# To be done:
Examine each line of the data. Copy those that contain the string "Bundesamt".

# Dataset entries:
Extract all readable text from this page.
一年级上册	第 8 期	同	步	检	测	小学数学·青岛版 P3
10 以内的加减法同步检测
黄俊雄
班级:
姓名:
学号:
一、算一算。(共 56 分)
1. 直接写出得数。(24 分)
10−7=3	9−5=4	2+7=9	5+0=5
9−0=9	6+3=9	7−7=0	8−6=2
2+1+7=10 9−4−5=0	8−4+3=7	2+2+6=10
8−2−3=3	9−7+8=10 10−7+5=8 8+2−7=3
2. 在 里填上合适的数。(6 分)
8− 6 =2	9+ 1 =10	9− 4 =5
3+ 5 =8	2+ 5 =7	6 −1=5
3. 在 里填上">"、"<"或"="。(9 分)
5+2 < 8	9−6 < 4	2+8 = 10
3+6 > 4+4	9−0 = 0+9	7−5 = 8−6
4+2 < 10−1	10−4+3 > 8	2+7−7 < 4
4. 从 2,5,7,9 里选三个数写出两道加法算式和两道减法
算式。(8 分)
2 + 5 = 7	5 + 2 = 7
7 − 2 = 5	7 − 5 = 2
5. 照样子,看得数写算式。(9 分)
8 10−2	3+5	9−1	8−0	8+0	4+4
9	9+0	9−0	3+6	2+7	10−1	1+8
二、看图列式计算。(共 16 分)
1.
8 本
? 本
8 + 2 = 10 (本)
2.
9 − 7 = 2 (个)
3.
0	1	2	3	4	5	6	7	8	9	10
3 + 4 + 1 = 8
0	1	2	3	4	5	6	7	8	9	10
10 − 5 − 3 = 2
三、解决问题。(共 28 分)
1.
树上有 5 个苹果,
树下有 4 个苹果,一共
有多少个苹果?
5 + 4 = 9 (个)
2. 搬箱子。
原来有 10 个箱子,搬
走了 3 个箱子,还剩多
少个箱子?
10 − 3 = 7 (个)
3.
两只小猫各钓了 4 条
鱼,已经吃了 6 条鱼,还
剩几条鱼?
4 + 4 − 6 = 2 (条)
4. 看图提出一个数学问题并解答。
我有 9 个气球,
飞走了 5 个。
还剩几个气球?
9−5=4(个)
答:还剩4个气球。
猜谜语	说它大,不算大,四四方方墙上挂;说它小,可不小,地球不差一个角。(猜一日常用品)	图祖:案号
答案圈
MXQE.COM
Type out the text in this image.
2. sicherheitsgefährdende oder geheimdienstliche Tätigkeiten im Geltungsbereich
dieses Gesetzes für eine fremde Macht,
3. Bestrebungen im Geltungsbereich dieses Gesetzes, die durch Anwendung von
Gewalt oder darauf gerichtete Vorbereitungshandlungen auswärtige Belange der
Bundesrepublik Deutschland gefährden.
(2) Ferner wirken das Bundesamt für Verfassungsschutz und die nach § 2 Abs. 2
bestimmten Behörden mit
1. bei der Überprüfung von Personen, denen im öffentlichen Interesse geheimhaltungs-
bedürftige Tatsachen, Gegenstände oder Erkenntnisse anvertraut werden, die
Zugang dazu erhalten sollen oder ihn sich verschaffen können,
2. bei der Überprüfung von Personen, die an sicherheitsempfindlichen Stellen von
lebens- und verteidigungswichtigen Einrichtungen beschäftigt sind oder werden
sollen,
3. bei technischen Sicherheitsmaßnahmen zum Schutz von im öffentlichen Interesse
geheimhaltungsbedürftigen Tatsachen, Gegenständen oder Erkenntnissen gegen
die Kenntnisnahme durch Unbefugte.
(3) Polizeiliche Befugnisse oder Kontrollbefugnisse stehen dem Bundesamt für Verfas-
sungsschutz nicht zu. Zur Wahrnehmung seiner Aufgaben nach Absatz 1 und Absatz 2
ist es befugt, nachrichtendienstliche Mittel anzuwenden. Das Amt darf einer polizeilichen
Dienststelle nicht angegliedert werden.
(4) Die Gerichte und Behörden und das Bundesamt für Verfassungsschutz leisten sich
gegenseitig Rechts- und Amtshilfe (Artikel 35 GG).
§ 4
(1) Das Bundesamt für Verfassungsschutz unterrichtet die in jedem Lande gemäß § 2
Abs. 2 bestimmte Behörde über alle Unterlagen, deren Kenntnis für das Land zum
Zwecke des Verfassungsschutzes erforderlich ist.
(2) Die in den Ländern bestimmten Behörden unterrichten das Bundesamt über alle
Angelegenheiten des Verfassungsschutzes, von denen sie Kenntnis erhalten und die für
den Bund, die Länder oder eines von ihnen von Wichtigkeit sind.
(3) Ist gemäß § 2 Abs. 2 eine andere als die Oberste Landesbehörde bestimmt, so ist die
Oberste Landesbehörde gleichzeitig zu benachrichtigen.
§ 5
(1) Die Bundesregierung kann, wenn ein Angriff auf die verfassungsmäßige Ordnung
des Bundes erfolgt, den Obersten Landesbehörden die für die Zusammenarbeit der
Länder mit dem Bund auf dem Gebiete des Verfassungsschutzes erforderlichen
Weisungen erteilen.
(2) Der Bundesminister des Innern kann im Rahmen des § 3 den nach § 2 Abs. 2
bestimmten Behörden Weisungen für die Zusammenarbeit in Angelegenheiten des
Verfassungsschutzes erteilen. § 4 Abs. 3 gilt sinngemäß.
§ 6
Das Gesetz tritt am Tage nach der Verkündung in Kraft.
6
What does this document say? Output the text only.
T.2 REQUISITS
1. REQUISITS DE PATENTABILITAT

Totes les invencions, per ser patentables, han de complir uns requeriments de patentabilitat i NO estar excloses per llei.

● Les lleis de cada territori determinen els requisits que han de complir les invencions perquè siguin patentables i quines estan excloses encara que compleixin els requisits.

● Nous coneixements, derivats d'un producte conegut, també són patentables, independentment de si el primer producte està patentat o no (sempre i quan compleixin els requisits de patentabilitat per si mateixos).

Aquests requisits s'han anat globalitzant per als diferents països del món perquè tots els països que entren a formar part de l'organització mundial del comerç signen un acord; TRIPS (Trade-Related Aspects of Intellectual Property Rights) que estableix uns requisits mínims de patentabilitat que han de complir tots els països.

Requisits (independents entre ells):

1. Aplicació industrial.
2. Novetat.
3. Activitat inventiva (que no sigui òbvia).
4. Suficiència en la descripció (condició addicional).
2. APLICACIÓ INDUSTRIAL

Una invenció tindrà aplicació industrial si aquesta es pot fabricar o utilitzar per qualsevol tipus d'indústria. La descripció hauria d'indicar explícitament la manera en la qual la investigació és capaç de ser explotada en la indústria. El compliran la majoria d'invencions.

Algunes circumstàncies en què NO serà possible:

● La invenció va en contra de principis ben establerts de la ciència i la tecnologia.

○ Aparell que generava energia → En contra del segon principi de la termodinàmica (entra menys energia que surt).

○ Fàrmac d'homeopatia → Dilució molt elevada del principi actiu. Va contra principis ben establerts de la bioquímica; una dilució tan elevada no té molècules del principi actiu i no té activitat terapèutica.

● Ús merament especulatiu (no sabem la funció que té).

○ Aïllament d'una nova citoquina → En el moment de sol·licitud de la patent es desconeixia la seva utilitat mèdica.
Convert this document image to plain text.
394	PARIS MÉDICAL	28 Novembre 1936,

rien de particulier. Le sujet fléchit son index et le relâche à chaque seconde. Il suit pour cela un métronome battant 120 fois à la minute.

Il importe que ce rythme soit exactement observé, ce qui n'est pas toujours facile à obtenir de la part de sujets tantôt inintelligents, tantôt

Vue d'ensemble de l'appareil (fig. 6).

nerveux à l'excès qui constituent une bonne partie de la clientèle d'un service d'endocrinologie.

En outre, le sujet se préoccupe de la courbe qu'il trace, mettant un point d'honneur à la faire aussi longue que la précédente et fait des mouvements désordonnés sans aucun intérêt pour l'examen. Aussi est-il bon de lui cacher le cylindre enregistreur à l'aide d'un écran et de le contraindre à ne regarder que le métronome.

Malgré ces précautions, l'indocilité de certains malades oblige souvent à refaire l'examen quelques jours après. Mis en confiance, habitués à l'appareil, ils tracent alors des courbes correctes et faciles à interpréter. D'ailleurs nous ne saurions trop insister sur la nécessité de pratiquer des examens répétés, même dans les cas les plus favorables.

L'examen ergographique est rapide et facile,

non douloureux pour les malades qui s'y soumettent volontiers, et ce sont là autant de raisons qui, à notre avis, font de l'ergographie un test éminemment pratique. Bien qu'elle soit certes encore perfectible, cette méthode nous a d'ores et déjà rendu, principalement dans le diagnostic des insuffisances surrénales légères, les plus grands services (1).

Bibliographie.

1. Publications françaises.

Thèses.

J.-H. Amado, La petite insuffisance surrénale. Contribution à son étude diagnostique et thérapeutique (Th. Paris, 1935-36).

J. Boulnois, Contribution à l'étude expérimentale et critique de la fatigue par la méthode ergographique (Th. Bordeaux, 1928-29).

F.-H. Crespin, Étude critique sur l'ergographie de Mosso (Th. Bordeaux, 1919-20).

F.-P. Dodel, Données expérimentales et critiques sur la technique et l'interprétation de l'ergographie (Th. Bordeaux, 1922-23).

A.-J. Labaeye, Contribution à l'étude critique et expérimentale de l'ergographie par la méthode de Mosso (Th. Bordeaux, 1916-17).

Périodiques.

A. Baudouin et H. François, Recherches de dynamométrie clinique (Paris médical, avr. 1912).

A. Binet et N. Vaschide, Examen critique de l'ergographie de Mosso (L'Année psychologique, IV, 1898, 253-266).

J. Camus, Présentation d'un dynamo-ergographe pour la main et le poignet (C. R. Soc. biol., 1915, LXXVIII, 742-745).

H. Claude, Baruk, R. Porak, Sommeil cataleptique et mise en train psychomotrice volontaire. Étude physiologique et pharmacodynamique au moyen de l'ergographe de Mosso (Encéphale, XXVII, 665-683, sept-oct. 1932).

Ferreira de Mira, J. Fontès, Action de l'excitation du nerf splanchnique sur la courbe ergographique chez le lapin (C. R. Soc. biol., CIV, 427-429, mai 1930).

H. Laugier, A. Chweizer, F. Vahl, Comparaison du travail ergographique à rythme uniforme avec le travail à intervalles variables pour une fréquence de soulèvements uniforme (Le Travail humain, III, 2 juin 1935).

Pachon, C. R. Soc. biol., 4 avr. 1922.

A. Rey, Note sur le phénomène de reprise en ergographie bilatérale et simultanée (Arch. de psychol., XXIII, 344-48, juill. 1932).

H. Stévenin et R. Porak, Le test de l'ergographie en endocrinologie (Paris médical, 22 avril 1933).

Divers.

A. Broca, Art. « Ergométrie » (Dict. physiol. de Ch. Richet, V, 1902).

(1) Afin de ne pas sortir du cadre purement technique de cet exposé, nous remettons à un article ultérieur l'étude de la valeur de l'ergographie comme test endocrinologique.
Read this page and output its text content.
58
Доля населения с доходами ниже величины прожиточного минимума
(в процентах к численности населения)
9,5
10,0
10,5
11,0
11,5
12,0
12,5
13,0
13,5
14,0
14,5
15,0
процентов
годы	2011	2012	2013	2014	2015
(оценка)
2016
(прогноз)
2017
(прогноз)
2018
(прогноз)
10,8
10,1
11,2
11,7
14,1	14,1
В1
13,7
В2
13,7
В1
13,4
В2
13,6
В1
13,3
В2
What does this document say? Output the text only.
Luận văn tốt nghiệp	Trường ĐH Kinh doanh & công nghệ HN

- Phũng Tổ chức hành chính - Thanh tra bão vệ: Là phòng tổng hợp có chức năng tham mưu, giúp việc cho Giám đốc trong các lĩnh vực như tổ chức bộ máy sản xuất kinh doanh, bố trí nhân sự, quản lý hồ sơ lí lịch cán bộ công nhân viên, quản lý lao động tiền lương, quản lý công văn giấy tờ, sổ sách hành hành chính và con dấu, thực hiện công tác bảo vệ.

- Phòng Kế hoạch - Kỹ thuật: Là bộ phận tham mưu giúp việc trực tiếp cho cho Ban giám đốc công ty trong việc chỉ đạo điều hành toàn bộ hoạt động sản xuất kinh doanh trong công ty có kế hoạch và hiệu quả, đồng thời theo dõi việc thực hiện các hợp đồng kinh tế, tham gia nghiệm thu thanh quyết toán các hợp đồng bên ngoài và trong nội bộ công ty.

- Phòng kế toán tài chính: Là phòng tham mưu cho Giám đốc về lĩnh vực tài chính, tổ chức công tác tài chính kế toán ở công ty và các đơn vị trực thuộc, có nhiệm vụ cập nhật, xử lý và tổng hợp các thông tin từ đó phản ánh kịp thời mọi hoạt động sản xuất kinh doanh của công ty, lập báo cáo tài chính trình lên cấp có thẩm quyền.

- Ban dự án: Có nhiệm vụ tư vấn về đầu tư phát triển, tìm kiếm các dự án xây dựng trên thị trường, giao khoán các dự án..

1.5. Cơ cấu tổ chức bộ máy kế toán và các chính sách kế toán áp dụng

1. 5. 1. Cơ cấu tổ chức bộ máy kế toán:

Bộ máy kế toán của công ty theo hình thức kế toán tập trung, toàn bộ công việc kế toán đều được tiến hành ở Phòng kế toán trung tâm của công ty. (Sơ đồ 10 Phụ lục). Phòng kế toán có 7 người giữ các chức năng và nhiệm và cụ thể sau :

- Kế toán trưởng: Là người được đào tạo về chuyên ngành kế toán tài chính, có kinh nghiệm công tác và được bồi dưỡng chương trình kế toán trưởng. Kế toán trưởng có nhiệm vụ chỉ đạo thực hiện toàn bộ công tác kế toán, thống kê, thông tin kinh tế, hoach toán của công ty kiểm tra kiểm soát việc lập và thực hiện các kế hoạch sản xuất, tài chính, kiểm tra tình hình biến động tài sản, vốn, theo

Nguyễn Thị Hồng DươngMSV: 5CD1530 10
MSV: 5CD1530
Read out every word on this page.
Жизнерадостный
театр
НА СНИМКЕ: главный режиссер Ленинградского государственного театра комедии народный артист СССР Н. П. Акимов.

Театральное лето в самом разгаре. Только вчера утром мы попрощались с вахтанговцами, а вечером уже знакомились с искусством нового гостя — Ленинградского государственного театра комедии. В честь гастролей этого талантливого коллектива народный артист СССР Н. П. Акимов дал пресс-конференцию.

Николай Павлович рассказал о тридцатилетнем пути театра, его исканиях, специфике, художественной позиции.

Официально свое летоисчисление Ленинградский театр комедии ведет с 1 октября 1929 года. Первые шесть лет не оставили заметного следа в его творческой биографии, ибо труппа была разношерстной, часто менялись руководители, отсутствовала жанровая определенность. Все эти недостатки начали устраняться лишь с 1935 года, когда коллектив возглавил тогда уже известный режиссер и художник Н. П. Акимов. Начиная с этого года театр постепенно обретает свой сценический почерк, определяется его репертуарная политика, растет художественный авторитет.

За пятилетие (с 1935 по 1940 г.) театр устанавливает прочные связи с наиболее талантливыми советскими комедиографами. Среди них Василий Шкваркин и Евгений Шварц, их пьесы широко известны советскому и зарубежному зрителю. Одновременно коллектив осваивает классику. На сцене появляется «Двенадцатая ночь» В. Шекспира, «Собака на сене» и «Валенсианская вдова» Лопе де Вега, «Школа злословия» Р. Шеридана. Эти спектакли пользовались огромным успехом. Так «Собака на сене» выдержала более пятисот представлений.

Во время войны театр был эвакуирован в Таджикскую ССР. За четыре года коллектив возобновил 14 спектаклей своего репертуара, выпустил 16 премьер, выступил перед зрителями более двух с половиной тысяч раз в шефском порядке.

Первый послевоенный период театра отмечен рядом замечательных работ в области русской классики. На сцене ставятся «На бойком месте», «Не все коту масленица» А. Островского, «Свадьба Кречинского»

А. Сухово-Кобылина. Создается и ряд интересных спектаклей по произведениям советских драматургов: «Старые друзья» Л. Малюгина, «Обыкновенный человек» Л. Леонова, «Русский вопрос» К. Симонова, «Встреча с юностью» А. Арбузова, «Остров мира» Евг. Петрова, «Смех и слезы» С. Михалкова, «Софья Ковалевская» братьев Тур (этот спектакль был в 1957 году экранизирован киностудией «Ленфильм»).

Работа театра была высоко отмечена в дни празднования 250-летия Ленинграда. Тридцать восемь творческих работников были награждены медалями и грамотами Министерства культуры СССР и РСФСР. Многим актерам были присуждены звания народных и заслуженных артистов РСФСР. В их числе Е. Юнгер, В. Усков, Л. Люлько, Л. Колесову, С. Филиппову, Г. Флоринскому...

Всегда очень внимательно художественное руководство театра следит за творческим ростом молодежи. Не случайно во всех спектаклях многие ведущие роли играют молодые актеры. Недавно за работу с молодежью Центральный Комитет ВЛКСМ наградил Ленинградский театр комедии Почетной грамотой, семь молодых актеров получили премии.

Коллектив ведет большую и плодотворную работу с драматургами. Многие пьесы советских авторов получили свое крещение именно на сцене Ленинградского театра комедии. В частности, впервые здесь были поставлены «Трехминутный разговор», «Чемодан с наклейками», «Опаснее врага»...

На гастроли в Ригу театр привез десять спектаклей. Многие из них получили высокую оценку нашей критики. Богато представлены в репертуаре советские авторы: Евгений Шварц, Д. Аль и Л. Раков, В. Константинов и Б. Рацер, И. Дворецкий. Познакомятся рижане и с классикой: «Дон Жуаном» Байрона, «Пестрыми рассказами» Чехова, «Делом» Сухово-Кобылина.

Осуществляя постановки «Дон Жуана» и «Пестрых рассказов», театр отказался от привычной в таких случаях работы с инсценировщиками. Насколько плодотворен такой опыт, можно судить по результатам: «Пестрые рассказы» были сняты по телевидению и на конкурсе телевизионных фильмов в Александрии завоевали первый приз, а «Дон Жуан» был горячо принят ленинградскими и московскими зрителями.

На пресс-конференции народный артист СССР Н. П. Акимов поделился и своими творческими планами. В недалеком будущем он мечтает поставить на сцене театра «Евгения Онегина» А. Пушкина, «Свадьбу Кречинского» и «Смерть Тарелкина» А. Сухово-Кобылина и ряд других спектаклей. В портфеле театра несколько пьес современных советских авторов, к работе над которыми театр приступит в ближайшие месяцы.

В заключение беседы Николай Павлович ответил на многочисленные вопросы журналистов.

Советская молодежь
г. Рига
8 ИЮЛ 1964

# Task answer:
(2) Ferner wirken das Bundesamt für Verfassungsschutz und die nach § 2 Abs. 2
(3) Polizeiliche Befugnisse oder Kontrollbefugnisse stehen dem Bundesamt für Verfas-
(4) Die Gerichte und Behörden und das Bundesamt für Verfassungsschutz leisten sich
(1) Das Bundesamt für Verfassungsschutz unterrichtet die in jedem Lande gemäß § 2
(2) Die in den Ländern bestimmten Behörden unterrichten das Bundesamt über alle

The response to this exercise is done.